WHAT YOU HAVE TO DO:
Count every line that includes the string "name" in the entries that follow. Nothing besides the number is needed.

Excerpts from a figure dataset
§

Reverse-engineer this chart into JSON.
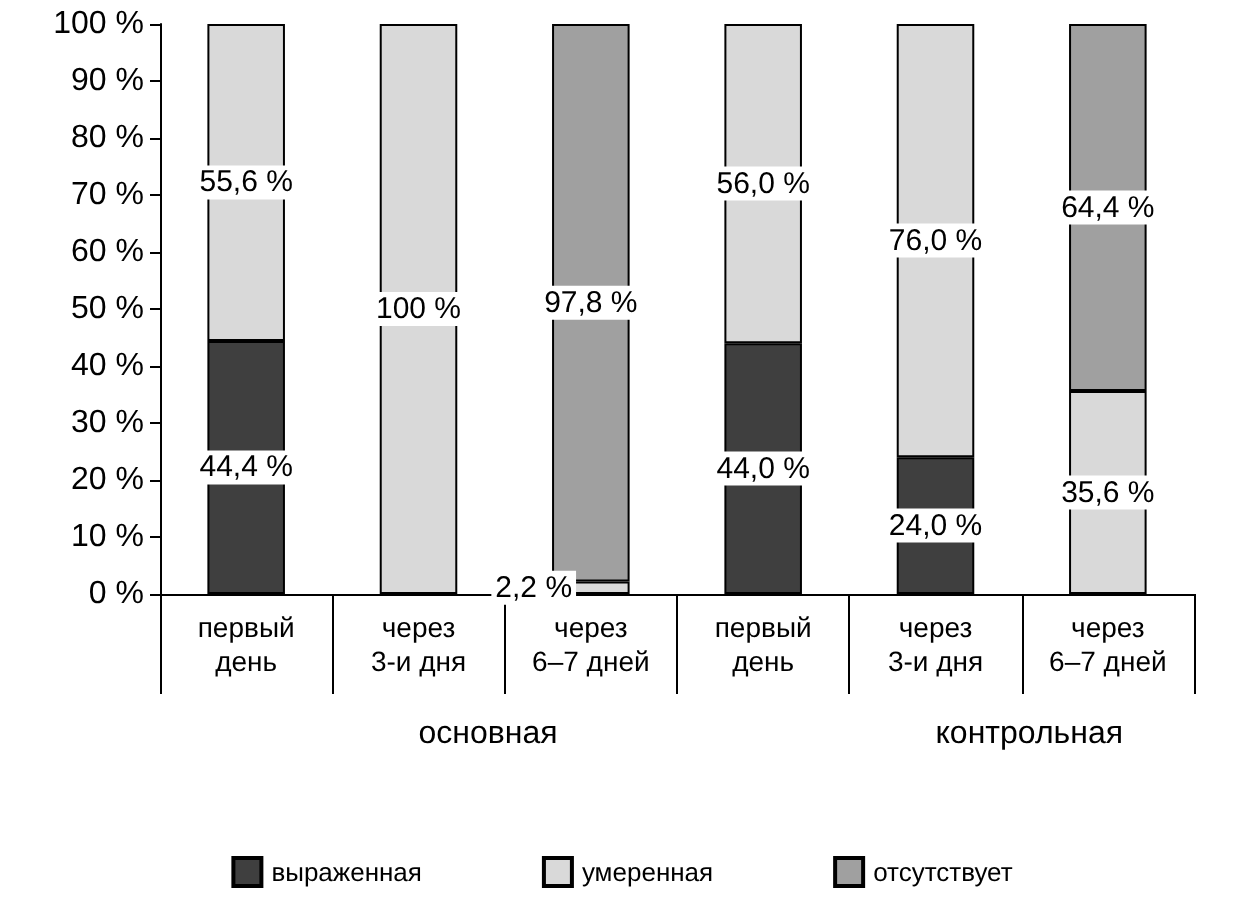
{
  "chart_data": {
    "type": "bar",
    "stacked": true,
    "categories": [
      "первый\nдень",
      "через\n3-и дня",
      "через\n6–7 дней",
      "первый\nдень",
      "через\n3-и дня",
      "через\n6–7 дней"
    ],
    "series": [
      {
        "name": "выраженная",
        "color": "#3f3f3f",
        "values": [
          44.4,
          null,
          null,
          44.0,
          24.0,
          null
        ],
        "value_labels": [
          "44,4 %",
          null,
          null,
          "44,0 %",
          "24,0 %",
          null
        ]
      },
      {
        "name": "умеренная",
        "color": "#d9d9d9",
        "values": [
          55.6,
          100,
          2.2,
          56.0,
          76.0,
          35.6
        ],
        "value_labels": [
          "55,6 %",
          "100 %",
          "2,2 %",
          "56,0 %",
          "76,0 %",
          "35,6 %"
        ]
      },
      {
        "name": "отсутствует",
        "color": "#a0a0a0",
        "values": [
          null,
          null,
          97.8,
          null,
          null,
          64.4
        ],
        "value_labels": [
          null,
          null,
          "97,8 %",
          null,
          null,
          "64,4 %"
        ]
      }
    ],
    "ylim": [
      0,
      100
    ],
    "yticks": [
      {
        "value": 0,
        "label": "0 %"
      },
      {
        "value": 10,
        "label": "10 %"
      },
      {
        "value": 20,
        "label": "20 %"
      },
      {
        "value": 30,
        "label": "30 %"
      },
      {
        "value": 40,
        "label": "40 %"
      },
      {
        "value": 50,
        "label": "50 %"
      },
      {
        "value": 60,
        "label": "60 %"
      },
      {
        "value": 70,
        "label": "70 %"
      },
      {
        "value": 80,
        "label": "80 %"
      },
      {
        "value": 90,
        "label": "90 %"
      },
      {
        "value": 100,
        "label": "100 %"
      }
    ],
    "annotations": [
      "основная",
      "контрольная"
    ],
    "grid": false,
    "legend": "bottom"
  }
}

§

THE RESULT:
3